Read through the records below and copy each line that uses the word "page".

* **Dataset records**:

+ + +

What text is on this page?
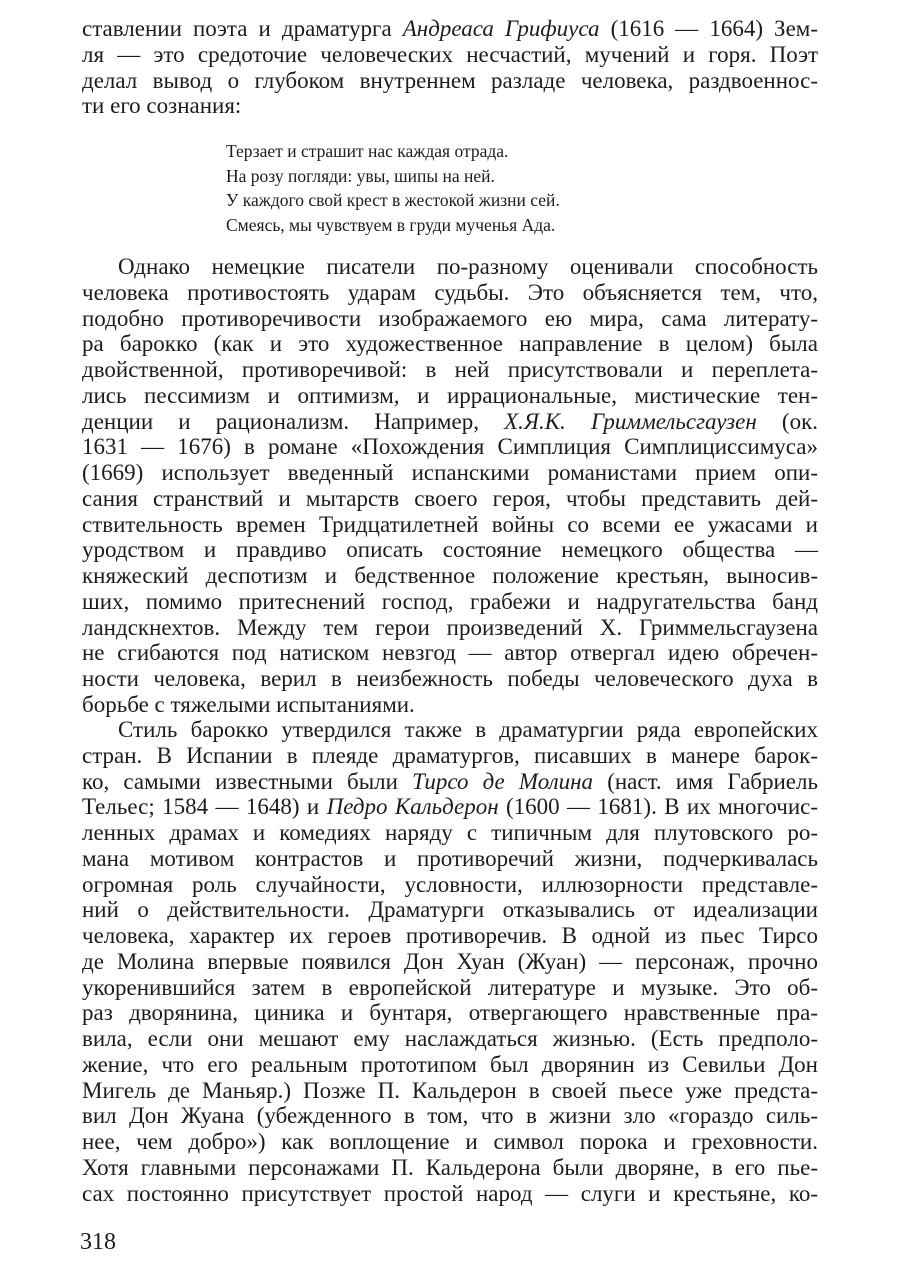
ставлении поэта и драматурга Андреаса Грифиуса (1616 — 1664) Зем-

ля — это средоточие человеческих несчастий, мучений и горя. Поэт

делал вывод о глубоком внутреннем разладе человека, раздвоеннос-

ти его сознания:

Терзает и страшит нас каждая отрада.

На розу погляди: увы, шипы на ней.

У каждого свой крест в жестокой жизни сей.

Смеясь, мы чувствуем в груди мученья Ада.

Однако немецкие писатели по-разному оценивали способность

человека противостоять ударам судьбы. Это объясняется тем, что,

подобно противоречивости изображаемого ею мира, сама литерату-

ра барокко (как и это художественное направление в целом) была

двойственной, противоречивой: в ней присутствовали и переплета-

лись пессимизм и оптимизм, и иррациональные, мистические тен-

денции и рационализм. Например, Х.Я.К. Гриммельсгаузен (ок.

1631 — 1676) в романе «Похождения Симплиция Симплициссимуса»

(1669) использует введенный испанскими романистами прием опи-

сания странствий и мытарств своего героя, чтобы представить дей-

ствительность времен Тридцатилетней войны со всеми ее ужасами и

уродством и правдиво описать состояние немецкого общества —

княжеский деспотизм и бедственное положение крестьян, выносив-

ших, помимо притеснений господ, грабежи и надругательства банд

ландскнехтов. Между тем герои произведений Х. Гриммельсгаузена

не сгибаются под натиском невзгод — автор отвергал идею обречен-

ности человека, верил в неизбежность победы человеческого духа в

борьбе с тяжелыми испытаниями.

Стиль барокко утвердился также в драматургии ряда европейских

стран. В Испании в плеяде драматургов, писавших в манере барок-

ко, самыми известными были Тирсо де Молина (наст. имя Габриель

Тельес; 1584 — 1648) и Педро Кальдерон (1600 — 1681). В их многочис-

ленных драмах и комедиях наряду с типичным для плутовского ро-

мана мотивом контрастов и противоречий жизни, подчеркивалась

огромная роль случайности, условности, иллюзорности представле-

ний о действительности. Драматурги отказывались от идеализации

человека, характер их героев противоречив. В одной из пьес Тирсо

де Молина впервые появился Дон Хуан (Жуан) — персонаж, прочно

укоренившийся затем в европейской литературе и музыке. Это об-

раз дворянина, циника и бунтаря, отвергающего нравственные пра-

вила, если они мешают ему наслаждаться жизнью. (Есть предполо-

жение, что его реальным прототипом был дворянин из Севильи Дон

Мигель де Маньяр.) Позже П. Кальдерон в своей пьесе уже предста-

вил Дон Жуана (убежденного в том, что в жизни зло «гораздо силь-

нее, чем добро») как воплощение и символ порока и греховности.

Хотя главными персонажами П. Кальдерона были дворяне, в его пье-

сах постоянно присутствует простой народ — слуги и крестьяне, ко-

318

+ + +

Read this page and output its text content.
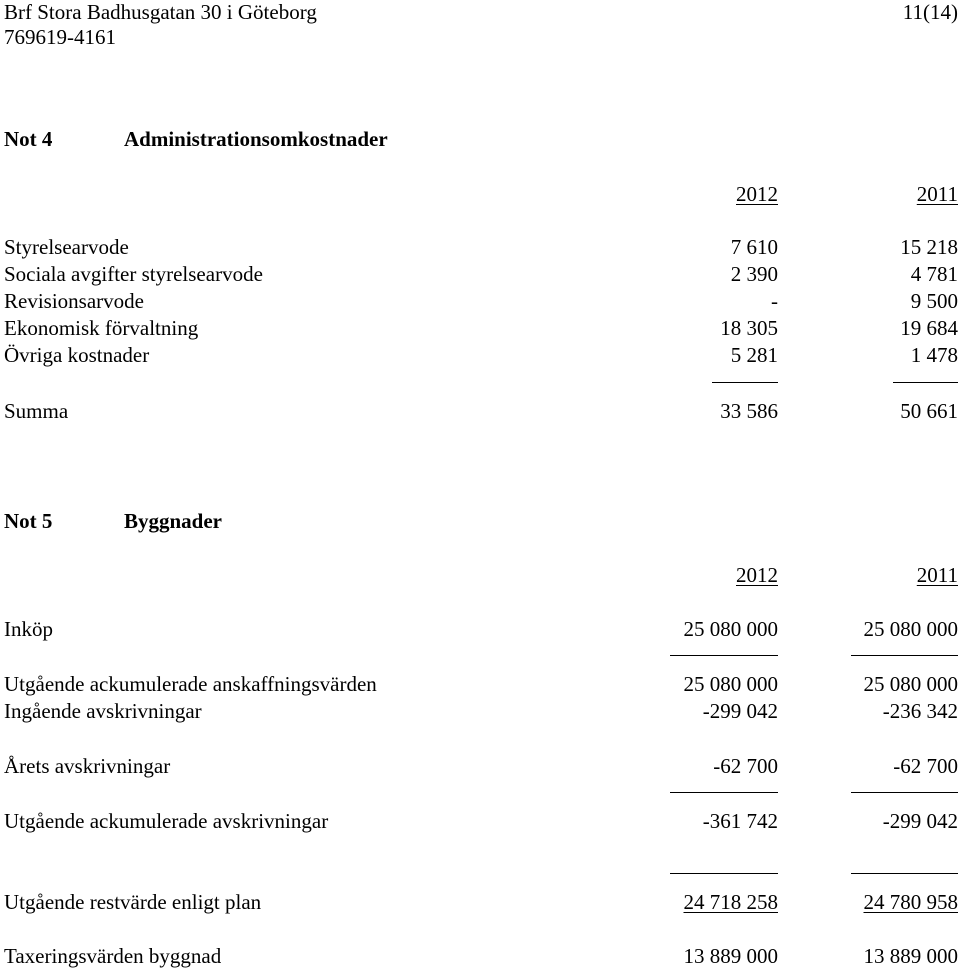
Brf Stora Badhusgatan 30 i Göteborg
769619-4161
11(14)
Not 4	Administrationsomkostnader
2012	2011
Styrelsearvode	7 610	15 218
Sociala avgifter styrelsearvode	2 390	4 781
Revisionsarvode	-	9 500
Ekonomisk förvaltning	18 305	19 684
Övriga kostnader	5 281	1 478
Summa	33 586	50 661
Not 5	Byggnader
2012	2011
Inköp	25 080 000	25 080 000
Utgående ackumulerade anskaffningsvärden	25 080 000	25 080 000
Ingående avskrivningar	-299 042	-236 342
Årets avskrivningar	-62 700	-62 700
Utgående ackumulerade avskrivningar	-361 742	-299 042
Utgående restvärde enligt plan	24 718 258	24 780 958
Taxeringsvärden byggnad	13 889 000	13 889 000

+ + +

* **Task result**:
What text is on this page?
Read this page and output its text content.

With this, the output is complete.